Exercise: In the entries, find all lines that hold the word "Mpij" and copy them.

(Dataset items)
>>>>

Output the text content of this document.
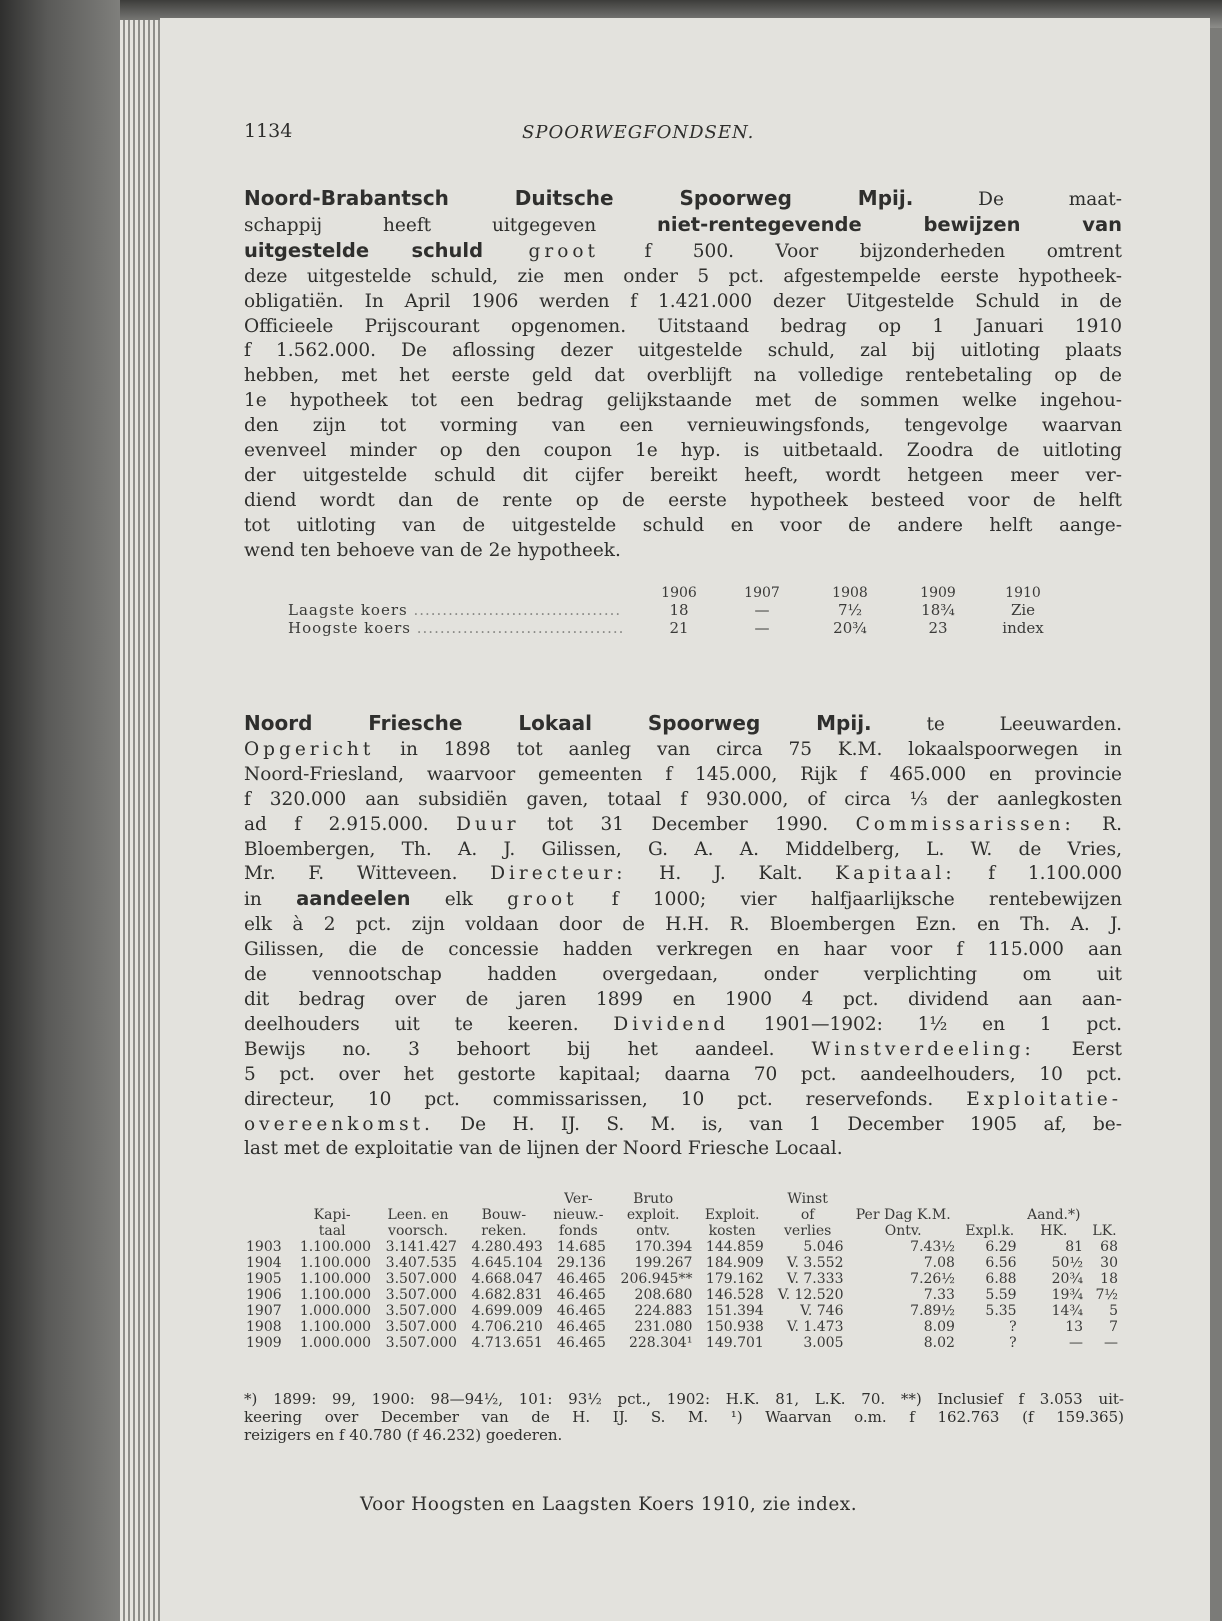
1134	SPOORWEGFONDSEN.
Noord-Brabantsch Duitsche Spoorweg Mpij.	De maat-
schappij heeft uitgegeven niet-rentegevende bewijzen van
uitgestelde schuld groot f 500. Voor bijzonderheden omtrent
deze uitgestelde schuld, zie men onder 5 pct. afgestempelde eerste hypotheek-
obligatiën. In April 1906 werden f 1.421.000 dezer Uitgestelde Schuld in de
Officieele Prijscourant opgenomen. Uitstaand bedrag op 1 Januari 1910
f 1.562.000. De aflossing dezer uitgestelde schuld, zal bij uitloting plaats
hebben, met het eerste geld dat overblijft na volledige rentebetaling op de
1e hypotheek tot een bedrag gelijkstaande met de sommen welke ingehou-
den zijn tot vorming van een vernieuwingsfonds, tengevolge waarvan
evenveel minder op den coupon 1e hyp. is uitbetaald. Zoodra de uitloting
der uitgestelde schuld dit cijfer bereikt heeft, wordt hetgeen meer ver-
diend wordt dan de rente op de eerste hypotheek besteed voor de helft
tot uitloting van de uitgestelde schuld en voor de andere helft aange-
wend ten behoeve van de 2e hypotheek.
	1906	1907	1908	1909	1910
Laagste koers ....................................	18	—	7½	18¾	Zie
Hoogste koers ....................................	21	—	20¾	23	index
Noord Friesche Lokaal Spoorweg Mpij.	te Leeuwarden.
Opgericht in 1898 tot aanleg van circa 75 K.M. lokaalspoorwegen in
Noord-Friesland, waarvoor gemeenten f 145.000, Rijk f 465.000 en provincie
f 320.000 aan subsidiën gaven, totaal f 930.000, of circa ⅓ der aanlegkosten
ad f 2.915.000. Duur tot 31 December 1990. Commissarissen: R.
Bloembergen, Th. A. J. Gilissen, G. A. A. Middelberg, L. W. de Vries,
Mr. F. Witteveen. Directeur: H. J. Kalt. Kapitaal: f 1.100.000
in aandeelen elk groot f 1000; vier halfjaarlijksche rentebewijzen
elk à 2 pct. zijn voldaan door de H.H. R. Bloembergen Ezn. en Th. A. J.
Gilissen, die de concessie hadden verkregen en haar voor f 115.000 aan
de vennootschap hadden overgedaan, onder verplichting om uit
dit bedrag over de jaren 1899 en 1900 4 pct. dividend aan aan-
deelhouders uit te keeren. Dividend 1901—1902: 1½ en 1 pct.
Bewijs no. 3 behoort bij het aandeel. Winstverdeeling: Eerst
5 pct. over het gestorte kapitaal; daarna 70 pct. aandeelhouders, 10 pct.
directeur, 10 pct. commissarissen, 10 pct. reservefonds. Exploitatie-
overeenkomst. De H. IJ. S. M. is, van 1 December 1905 af, be-
last met de exploitatie van de lijnen der Noord Friesche Locaal.
				Ver-	Bruto		Winst				
	Kapi-	Leen. en	Bouw-	nieuw.-	exploit.	Exploit.	of	Per Dag K.M.		Aand.*)	
	taal	voorsch.	reken.	fonds	ontv.	kosten	verlies	Ontv.	Expl.k.	HK.	LK.
1903	1.100.000	3.141.427	4.280.493	14.685	170.394	144.859	5.046	7.43½	6.29	81	68
1904	1.100.000	3.407.535	4.645.104	29.136	199.267	184.909	V. 3.552	7.08	6.56	50½	30
1905	1.100.000	3.507.000	4.668.047	46.465	206.945**	179.162	V. 7.333	7.26½	6.88	20¾	18
1906	1.100.000	3.507.000	4.682.831	46.465	208.680	146.528	V. 12.520	7.33	5.59	19¾	7½
1907	1.000.000	3.507.000	4.699.009	46.465	224.883	151.394	V. 746	7.89½	5.35	14¾	5
1908	1.100.000	3.507.000	4.706.210	46.465	231.080	150.938	V. 1.473	8.09	?	13	7
1909	1.000.000	3.507.000	4.713.651	46.465	228.304¹	149.701	3.005	8.02	?	—	—
*) 1899: 99, 1900: 98—94½, 101: 93½ pct., 1902: H.K. 81, L.K. 70. **) Inclusief f 3.053 uit-
keering over December van de H. IJ. S. M. ¹) Waarvan o.m. f 162.763 (f 159.365)
reizigers en f 40.780 (f 46.232) goederen.
Voor Hoogsten en Laagsten Koers 1910, zie index.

<<<<

Response below:
Noord-Brabantsch Duitsche Spoorweg Mpij.	De maat-
Noord Friesche Lokaal Spoorweg Mpij.	te Leeuwarden.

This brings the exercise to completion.